### [Work to be completed]
Go through the listing and write out all of it exactly.

### [Data rows]
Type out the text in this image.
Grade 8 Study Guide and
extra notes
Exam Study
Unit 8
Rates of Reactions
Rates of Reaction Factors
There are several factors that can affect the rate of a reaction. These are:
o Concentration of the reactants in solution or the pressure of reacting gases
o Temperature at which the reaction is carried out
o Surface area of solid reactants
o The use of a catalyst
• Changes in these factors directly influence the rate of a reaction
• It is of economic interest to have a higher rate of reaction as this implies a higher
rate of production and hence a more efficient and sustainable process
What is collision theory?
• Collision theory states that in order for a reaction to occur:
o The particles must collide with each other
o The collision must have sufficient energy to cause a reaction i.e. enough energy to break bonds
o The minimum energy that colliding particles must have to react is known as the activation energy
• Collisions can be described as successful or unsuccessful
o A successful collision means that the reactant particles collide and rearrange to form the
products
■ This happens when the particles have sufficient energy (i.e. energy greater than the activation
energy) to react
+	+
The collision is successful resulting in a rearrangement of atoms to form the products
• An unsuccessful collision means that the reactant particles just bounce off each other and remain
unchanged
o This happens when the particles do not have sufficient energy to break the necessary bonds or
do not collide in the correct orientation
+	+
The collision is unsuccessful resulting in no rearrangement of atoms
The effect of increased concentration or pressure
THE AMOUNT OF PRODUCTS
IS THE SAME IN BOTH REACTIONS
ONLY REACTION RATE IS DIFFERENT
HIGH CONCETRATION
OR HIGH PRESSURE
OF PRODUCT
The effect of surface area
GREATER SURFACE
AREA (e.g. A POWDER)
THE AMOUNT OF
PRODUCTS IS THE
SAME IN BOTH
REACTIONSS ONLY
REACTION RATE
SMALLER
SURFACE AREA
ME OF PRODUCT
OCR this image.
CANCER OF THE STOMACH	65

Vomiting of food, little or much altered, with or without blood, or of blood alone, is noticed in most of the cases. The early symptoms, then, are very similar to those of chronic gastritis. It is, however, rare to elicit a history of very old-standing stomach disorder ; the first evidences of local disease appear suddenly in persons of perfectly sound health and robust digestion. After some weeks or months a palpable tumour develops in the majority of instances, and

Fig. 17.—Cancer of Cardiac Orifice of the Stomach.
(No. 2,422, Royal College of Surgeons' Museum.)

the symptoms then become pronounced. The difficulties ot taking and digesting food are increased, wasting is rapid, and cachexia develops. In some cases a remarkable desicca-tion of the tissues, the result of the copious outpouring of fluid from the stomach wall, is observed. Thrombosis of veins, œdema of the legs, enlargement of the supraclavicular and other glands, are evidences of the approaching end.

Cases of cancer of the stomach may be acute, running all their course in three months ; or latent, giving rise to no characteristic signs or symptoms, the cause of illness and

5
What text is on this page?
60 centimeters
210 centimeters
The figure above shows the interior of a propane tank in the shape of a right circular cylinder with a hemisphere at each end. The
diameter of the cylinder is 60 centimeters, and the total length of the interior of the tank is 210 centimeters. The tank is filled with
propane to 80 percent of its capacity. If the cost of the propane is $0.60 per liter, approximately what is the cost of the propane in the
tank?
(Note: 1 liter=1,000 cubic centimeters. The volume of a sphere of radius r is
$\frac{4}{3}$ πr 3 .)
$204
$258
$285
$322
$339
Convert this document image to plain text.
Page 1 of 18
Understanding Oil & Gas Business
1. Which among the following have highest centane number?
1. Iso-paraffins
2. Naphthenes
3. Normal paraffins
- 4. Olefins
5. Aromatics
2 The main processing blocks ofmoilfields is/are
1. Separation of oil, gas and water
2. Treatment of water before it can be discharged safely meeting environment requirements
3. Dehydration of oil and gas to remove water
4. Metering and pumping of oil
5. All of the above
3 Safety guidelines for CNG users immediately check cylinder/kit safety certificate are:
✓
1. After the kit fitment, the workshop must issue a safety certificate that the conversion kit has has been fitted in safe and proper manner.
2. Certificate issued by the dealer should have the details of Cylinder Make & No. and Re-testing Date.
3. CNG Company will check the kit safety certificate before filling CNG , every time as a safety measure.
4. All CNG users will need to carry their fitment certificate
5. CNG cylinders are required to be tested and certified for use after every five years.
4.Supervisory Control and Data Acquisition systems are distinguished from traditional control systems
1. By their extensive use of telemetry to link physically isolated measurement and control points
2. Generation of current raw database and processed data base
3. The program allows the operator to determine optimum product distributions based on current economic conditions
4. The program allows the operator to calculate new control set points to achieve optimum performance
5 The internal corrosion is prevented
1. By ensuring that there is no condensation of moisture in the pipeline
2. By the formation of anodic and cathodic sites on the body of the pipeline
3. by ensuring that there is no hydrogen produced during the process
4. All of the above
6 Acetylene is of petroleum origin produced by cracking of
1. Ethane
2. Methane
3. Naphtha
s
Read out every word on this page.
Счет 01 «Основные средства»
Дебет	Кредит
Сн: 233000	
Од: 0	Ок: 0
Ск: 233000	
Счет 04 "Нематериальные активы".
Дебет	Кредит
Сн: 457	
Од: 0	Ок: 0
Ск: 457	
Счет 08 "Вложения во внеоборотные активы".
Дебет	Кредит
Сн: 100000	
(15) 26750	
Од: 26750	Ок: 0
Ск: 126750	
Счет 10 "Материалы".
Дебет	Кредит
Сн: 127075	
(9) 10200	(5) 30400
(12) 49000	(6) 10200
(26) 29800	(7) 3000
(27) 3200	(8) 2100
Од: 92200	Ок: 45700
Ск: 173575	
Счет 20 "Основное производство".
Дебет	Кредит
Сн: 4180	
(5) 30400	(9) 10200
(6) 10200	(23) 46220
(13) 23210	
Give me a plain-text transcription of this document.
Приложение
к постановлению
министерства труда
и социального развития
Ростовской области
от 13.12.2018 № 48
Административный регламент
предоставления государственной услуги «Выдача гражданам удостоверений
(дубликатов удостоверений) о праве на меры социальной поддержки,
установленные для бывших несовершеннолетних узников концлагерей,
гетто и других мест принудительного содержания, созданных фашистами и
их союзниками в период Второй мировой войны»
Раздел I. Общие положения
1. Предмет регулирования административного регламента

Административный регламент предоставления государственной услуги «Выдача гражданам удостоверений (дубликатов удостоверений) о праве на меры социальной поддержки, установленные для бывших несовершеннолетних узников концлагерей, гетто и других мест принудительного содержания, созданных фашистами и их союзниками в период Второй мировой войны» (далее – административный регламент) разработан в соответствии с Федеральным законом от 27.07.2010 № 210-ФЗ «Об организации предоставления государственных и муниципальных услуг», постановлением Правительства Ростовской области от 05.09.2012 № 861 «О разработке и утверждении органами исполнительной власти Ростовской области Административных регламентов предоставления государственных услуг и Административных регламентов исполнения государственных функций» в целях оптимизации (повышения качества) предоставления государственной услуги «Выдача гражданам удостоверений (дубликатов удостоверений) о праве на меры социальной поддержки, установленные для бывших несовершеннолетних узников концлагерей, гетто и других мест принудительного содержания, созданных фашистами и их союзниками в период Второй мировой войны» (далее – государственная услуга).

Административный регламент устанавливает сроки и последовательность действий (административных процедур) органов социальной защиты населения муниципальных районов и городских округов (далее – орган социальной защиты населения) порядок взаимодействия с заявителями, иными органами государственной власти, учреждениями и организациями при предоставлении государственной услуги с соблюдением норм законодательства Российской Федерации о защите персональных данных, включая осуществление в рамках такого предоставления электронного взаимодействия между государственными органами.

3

### [Solution below]
Type out the text in this image.
Grade 8 Study Guide and
extra notes
Exam Study
Unit 8
Rates of Reactions
Rates of Reaction Factors
There are several factors that can affect the rate of a reaction. These are:
o Concentration of the reactants in solution or the pressure of reacting gases
o Temperature at which the reaction is carried out
o Surface area of solid reactants
o The use of a catalyst
• Changes in these factors directly influence the rate of a reaction
• It is of economic interest to have a higher rate of reaction as this implies a higher
rate of production and hence a more efficient and sustainable process
What is collision theory?
• Collision theory states that in order for a reaction to occur:
o The particles must collide with each other
o The collision must have sufficient energy to cause a reaction i.e. enough energy to break bonds
o The minimum energy that colliding particles must have to react is known as the activation energy
• Collisions can be described as successful or unsuccessful
o A successful collision means that the reactant particles collide and rearrange to form the
products
■ This happens when the particles have sufficient energy (i.e. energy greater than the activation
energy) to react
+	+
The collision is successful resulting in a rearrangement of atoms to form the products
• An unsuccessful collision means that the reactant particles just bounce off each other and remain
unchanged
o This happens when the particles do not have sufficient energy to break the necessary bonds or
do not collide in the correct orientation
+	+
The collision is unsuccessful resulting in no rearrangement of atoms
The effect of increased concentration or pressure
THE AMOUNT OF PRODUCTS
IS THE SAME IN BOTH REACTIONS
ONLY REACTION RATE IS DIFFERENT
HIGH CONCETRATION
OR HIGH PRESSURE
OF PRODUCT
The effect of surface area
GREATER SURFACE
AREA (e.g. A POWDER)
THE AMOUNT OF
PRODUCTS IS THE
SAME IN BOTH
REACTIONSS ONLY
REACTION RATE
SMALLER
SURFACE AREA
ME OF PRODUCT
OCR this image.
CANCER OF THE STOMACH	65

Vomiting of food, little or much altered, with or without blood, or of blood alone, is noticed in most of the cases. The early symptoms, then, are very similar to those of chronic gastritis. It is, however, rare to elicit a history of very old-standing stomach disorder ; the first evidences of local disease appear suddenly in persons of perfectly sound health and robust digestion. After some weeks or months a palpable tumour develops in the majority of instances, and

Fig. 17.—Cancer of Cardiac Orifice of the Stomach.
(No. 2,422, Royal College of Surgeons' Museum.)

the symptoms then become pronounced. The difficulties ot taking and digesting food are increased, wasting is rapid, and cachexia develops. In some cases a remarkable desicca-tion of the tissues, the result of the copious outpouring of fluid from the stomach wall, is observed. Thrombosis of veins, œdema of the legs, enlargement of the supraclavicular and other glands, are evidences of the approaching end.

Cases of cancer of the stomach may be acute, running all their course in three months ; or latent, giving rise to no characteristic signs or symptoms, the cause of illness and

5
What text is on this page?
60 centimeters
210 centimeters
The figure above shows the interior of a propane tank in the shape of a right circular cylinder with a hemisphere at each end. The
diameter of the cylinder is 60 centimeters, and the total length of the interior of the tank is 210 centimeters. The tank is filled with
propane to 80 percent of its capacity. If the cost of the propane is $0.60 per liter, approximately what is the cost of the propane in the
tank?
(Note: 1 liter=1,000 cubic centimeters. The volume of a sphere of radius r is
$\frac{4}{3}$ πr 3 .)
$204
$258
$285
$322
$339
Convert this document image to plain text.
Page 1 of 18
Understanding Oil & Gas Business
1. Which among the following have highest centane number?
1. Iso-paraffins
2. Naphthenes
3. Normal paraffins
- 4. Olefins
5. Aromatics
2 The main processing blocks ofmoilfields is/are
1. Separation of oil, gas and water
2. Treatment of water before it can be discharged safely meeting environment requirements
3. Dehydration of oil and gas to remove water
4. Metering and pumping of oil
5. All of the above
3 Safety guidelines for CNG users immediately check cylinder/kit safety certificate are:
✓
1. After the kit fitment, the workshop must issue a safety certificate that the conversion kit has has been fitted in safe and proper manner.
2. Certificate issued by the dealer should have the details of Cylinder Make & No. and Re-testing Date.
3. CNG Company will check the kit safety certificate before filling CNG , every time as a safety measure.
4. All CNG users will need to carry their fitment certificate
5. CNG cylinders are required to be tested and certified for use after every five years.
4.Supervisory Control and Data Acquisition systems are distinguished from traditional control systems
1. By their extensive use of telemetry to link physically isolated measurement and control points
2. Generation of current raw database and processed data base
3. The program allows the operator to determine optimum product distributions based on current economic conditions
4. The program allows the operator to calculate new control set points to achieve optimum performance
5 The internal corrosion is prevented
1. By ensuring that there is no condensation of moisture in the pipeline
2. By the formation of anodic and cathodic sites on the body of the pipeline
3. by ensuring that there is no hydrogen produced during the process
4. All of the above
6 Acetylene is of petroleum origin produced by cracking of
1. Ethane
2. Methane
3. Naphtha
s
Read out every word on this page.
Счет 01 «Основные средства»
Дебет	Кредит
Сн: 233000	
Од: 0	Ок: 0
Ск: 233000	
Счет 04 "Нематериальные активы".
Дебет	Кредит
Сн: 457	
Од: 0	Ок: 0
Ск: 457	
Счет 08 "Вложения во внеоборотные активы".
Дебет	Кредит
Сн: 100000	
(15) 26750	
Од: 26750	Ок: 0
Ск: 126750	
Счет 10 "Материалы".
Дебет	Кредит
Сн: 127075	
(9) 10200	(5) 30400
(12) 49000	(6) 10200
(26) 29800	(7) 3000
(27) 3200	(8) 2100
Од: 92200	Ок: 45700
Ск: 173575	
Счет 20 "Основное производство".
Дебет	Кредит
Сн: 4180	
(5) 30400	(9) 10200
(6) 10200	(23) 46220
(13) 23210	
Give me a plain-text transcription of this document.
Приложение
к постановлению
министерства труда
и социального развития
Ростовской области
от 13.12.2018 № 48
Административный регламент
предоставления государственной услуги «Выдача гражданам удостоверений
(дубликатов удостоверений) о праве на меры социальной поддержки,
установленные для бывших несовершеннолетних узников концлагерей,
гетто и других мест принудительного содержания, созданных фашистами и
их союзниками в период Второй мировой войны»
Раздел I. Общие положения
1. Предмет регулирования административного регламента

Административный регламент предоставления государственной услуги «Выдача гражданам удостоверений (дубликатов удостоверений) о праве на меры социальной поддержки, установленные для бывших несовершеннолетних узников концлагерей, гетто и других мест принудительного содержания, созданных фашистами и их союзниками в период Второй мировой войны» (далее – административный регламент) разработан в соответствии с Федеральным законом от 27.07.2010 № 210-ФЗ «Об организации предоставления государственных и муниципальных услуг», постановлением Правительства Ростовской области от 05.09.2012 № 861 «О разработке и утверждении органами исполнительной власти Ростовской области Административных регламентов предоставления государственных услуг и Административных регламентов исполнения государственных функций» в целях оптимизации (повышения качества) предоставления государственной услуги «Выдача гражданам удостоверений (дубликатов удостоверений) о праве на меры социальной поддержки, установленные для бывших несовершеннолетних узников концлагерей, гетто и других мест принудительного содержания, созданных фашистами и их союзниками в период Второй мировой войны» (далее – государственная услуга).

Административный регламент устанавливает сроки и последовательность действий (административных процедур) органов социальной защиты населения муниципальных районов и городских округов (далее – орган социальной защиты населения) порядок взаимодействия с заявителями, иными органами государственной власти, учреждениями и организациями при предоставлении государственной услуги с соблюдением норм законодательства Российской Федерации о защите персональных данных, включая осуществление в рамках такого предоставления электронного взаимодействия между государственными органами.

3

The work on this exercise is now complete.